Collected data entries
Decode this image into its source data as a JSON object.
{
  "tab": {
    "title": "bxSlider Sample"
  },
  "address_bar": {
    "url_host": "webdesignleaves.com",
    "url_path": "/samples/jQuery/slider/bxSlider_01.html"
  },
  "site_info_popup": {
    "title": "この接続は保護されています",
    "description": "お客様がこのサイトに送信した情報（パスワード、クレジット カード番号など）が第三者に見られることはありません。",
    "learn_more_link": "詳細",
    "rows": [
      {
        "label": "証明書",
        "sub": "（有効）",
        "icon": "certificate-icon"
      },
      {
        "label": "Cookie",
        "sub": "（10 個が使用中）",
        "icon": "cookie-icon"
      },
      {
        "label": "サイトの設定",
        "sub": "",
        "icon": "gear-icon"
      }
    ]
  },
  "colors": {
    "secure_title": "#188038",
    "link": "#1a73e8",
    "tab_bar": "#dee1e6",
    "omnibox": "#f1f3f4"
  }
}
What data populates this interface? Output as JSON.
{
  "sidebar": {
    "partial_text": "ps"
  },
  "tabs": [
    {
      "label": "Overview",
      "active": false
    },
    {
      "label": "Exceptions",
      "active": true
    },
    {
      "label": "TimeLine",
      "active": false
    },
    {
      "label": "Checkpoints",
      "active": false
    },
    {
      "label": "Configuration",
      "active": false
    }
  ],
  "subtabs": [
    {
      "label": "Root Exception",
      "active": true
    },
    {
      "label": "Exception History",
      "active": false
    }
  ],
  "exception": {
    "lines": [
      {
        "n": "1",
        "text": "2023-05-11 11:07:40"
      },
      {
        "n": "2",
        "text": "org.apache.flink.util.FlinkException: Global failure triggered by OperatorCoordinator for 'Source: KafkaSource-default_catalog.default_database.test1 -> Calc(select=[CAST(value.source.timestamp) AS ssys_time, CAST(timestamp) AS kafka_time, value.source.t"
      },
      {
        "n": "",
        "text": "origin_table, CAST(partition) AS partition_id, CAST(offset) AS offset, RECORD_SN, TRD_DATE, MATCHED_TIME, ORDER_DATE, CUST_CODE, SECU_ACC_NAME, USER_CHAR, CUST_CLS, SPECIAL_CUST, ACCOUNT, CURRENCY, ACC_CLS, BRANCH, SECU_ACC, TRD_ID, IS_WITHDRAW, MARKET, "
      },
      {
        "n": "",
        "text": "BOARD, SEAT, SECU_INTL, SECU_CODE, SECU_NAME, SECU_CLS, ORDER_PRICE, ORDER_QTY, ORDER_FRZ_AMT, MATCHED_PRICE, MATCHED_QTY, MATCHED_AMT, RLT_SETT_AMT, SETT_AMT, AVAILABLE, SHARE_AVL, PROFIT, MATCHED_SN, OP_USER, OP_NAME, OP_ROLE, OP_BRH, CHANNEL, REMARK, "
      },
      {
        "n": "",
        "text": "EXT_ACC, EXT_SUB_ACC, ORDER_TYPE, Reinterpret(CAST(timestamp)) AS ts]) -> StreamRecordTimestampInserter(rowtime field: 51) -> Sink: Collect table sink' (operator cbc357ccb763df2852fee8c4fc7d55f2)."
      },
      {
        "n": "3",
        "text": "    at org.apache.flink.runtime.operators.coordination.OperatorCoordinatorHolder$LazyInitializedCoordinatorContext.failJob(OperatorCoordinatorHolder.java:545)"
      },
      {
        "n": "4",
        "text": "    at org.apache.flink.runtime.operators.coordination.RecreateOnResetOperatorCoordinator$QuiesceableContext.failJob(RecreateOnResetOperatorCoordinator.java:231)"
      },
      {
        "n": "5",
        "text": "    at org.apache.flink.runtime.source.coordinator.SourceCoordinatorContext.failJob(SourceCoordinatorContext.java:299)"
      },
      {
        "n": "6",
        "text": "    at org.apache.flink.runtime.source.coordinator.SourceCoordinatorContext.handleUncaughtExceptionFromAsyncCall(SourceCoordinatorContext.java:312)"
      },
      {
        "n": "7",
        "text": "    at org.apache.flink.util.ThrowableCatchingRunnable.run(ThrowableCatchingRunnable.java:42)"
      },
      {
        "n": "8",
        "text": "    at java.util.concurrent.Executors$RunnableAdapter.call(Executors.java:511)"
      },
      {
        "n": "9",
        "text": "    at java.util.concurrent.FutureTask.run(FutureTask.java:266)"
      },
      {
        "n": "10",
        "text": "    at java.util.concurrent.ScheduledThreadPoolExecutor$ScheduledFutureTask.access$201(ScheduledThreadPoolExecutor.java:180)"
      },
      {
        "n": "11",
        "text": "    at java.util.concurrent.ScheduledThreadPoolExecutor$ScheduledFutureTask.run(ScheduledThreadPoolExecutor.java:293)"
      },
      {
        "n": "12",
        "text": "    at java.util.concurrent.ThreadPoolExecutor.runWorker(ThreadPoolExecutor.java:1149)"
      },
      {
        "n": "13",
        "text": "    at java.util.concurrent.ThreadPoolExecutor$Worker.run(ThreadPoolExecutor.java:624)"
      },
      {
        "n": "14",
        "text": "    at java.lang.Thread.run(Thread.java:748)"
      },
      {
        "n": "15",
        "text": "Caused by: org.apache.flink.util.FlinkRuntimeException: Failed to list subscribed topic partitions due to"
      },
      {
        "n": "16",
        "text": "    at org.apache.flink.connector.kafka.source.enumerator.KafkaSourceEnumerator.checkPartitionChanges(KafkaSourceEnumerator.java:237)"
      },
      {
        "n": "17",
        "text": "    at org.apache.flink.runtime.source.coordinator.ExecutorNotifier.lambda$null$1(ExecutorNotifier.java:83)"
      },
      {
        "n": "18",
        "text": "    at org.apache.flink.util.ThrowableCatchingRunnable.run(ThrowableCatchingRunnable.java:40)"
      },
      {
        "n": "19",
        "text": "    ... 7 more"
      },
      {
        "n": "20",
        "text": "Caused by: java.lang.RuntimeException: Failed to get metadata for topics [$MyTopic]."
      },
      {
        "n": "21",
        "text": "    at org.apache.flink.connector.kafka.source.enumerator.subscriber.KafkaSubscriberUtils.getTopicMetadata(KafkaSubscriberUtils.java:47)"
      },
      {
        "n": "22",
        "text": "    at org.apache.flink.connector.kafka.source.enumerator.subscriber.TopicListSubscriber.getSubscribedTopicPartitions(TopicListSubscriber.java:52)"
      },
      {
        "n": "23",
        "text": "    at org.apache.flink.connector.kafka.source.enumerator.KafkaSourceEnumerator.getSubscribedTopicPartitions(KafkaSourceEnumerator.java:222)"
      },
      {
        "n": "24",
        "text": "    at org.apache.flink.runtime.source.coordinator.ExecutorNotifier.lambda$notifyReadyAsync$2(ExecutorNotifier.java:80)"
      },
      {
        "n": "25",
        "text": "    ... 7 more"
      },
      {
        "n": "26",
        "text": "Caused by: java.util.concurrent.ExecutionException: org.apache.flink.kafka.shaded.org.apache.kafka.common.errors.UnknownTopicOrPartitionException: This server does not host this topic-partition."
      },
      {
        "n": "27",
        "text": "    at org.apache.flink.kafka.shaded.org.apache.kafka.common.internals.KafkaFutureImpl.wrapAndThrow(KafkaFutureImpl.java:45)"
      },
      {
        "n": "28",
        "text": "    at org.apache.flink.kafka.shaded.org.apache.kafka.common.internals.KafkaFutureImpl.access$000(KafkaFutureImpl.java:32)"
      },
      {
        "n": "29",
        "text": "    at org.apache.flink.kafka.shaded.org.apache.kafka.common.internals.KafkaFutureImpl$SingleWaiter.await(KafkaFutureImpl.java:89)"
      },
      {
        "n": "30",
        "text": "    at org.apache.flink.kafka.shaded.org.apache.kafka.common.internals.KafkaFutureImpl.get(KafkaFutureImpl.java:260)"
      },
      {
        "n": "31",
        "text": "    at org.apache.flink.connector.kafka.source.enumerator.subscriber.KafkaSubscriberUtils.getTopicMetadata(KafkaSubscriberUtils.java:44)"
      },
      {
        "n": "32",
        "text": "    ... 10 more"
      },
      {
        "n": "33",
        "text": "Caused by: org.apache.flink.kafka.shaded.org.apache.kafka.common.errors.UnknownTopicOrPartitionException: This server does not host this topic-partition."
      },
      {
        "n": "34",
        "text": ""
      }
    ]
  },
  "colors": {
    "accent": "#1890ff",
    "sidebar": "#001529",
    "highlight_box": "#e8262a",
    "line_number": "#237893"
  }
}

The task: Copy out every line of the listing that includes the string "getSubscribedTopicPartitions".

Result of the exercise:
        "text": "    at org.apache.flink.connector.kafka.source.enumerator.subscriber.TopicListSubscriber.getSubscribedTopicPartitions(TopicListSubscriber.java:52)"
        "text": "    at org.apache.flink.connector.kafka.source.enumerator.KafkaSourceEnumerator.getSubscribedTopicPartitions(KafkaSourceEnumerator.java:222)"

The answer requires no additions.